To be done ▸
Print the stretch from the line containing "terminal GND right <box>595 101 626 156</box>" through the line containing "wire U3 right", reproducing each line verbatim and nothing more.

--

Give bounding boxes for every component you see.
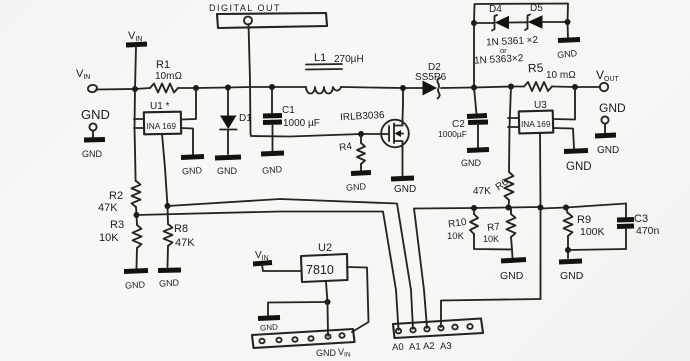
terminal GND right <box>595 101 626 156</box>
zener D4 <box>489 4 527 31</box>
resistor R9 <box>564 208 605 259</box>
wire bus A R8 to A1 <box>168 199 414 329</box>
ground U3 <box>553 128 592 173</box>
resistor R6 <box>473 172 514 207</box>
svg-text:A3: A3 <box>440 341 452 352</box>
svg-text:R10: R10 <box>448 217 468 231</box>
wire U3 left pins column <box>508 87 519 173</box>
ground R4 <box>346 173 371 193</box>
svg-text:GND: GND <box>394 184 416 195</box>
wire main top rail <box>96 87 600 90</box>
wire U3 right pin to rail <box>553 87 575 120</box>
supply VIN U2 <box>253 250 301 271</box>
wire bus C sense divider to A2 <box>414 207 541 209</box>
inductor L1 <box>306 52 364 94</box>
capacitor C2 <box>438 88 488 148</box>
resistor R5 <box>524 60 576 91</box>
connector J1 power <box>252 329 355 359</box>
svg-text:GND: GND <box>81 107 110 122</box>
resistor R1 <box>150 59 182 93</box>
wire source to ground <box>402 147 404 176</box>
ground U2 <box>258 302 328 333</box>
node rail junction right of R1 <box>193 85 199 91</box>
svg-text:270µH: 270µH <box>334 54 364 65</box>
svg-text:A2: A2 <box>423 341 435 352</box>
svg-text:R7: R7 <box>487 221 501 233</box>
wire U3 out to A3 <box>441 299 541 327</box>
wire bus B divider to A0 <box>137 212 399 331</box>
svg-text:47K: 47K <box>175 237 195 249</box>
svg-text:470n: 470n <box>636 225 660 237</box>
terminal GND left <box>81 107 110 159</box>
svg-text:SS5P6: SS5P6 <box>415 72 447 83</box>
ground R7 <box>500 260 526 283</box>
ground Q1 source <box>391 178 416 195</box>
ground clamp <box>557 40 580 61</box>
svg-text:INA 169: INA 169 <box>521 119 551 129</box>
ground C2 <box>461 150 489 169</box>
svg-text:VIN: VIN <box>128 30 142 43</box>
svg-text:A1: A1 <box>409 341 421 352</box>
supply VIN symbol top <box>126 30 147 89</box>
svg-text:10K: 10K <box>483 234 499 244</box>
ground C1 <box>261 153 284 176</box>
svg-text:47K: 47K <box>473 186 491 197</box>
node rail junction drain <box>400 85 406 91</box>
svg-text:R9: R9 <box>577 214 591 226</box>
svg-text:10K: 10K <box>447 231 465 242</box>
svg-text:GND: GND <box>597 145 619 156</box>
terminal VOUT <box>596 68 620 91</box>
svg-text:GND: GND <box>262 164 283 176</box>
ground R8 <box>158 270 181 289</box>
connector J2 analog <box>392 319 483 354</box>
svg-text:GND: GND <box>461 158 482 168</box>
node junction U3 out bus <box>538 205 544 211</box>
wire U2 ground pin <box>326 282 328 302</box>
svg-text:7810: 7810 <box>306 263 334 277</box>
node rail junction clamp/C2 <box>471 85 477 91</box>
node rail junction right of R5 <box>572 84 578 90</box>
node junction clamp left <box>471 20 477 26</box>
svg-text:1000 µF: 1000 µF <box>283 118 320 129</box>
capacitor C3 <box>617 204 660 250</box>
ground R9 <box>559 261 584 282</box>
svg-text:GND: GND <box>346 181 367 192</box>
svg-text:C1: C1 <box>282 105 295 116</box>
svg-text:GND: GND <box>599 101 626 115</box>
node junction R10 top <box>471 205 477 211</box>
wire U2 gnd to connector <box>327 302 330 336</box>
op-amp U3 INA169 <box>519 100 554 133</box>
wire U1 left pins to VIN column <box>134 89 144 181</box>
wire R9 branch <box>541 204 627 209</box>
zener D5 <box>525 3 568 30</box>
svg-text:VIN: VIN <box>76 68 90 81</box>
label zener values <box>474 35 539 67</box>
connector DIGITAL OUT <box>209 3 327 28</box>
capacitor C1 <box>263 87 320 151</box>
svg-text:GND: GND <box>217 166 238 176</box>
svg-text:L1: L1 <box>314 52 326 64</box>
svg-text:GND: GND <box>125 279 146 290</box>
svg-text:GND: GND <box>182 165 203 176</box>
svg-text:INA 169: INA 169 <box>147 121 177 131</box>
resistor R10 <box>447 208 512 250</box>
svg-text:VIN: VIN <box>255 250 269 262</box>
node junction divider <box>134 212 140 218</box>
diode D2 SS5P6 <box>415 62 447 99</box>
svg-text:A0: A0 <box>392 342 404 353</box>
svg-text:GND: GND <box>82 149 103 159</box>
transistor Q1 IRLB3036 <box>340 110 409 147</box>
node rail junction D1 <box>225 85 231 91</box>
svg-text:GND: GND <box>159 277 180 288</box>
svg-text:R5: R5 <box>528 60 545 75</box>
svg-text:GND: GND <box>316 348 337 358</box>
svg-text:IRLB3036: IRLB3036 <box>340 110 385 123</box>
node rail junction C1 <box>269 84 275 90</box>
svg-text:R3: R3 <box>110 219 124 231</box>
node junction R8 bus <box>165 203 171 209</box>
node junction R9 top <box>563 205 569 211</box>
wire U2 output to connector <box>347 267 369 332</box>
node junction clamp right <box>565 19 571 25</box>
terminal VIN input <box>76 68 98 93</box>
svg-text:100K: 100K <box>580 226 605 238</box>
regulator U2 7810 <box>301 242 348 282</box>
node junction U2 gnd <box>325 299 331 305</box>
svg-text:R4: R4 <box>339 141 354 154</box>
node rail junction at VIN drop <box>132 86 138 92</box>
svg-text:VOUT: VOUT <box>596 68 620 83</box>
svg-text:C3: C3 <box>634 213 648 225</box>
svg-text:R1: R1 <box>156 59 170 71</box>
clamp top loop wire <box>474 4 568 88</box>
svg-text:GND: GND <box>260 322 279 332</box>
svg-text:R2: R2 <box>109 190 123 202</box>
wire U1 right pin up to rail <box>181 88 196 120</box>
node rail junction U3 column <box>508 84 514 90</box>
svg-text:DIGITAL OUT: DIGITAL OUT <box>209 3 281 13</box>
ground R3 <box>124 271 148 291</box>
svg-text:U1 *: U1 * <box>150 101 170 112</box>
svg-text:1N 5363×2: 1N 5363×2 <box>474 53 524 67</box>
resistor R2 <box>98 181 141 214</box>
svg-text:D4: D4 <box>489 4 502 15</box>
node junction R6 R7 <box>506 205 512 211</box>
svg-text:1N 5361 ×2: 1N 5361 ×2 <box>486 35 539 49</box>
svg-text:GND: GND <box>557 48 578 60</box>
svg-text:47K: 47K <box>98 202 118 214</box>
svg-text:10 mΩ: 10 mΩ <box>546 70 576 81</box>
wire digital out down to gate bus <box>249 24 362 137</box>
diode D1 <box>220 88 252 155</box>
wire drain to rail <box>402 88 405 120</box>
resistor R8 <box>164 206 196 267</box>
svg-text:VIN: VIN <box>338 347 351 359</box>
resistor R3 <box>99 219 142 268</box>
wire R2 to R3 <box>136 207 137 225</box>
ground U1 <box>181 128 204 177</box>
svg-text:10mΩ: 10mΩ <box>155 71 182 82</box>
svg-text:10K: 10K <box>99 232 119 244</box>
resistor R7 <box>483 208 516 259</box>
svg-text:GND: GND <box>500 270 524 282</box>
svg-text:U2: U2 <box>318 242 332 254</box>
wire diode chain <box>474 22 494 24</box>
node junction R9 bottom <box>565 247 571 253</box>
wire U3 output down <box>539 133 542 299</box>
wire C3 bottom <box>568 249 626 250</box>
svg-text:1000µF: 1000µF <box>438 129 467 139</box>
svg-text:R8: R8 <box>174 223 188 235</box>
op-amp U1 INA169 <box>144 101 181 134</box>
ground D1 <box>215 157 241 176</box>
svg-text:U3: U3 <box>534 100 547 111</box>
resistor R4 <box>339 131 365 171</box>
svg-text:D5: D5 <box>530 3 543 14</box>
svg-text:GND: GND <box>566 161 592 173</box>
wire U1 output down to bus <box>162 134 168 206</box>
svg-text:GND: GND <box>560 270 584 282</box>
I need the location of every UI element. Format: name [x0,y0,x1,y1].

--

Full answer ▸
terminal GND right <box>595 101 626 156</box>
zener D4 <box>489 4 527 31</box>
resistor R9 <box>564 208 605 259</box>
wire bus A R8 to A1 <box>168 199 414 329</box>
ground U3 <box>553 128 592 173</box>
resistor R6 <box>473 172 514 207</box>
svg-text:A3: A3 <box>440 341 452 352</box>
svg-text:R10: R10 <box>448 217 468 231</box>
wire U3 left pins column <box>508 87 519 173</box>
ground R4 <box>346 173 371 193</box>
svg-text:GND: GND <box>394 184 416 195</box>
wire main top rail <box>96 87 600 90</box>
wire U3 right pin to rail <box>553 87 575 120</box>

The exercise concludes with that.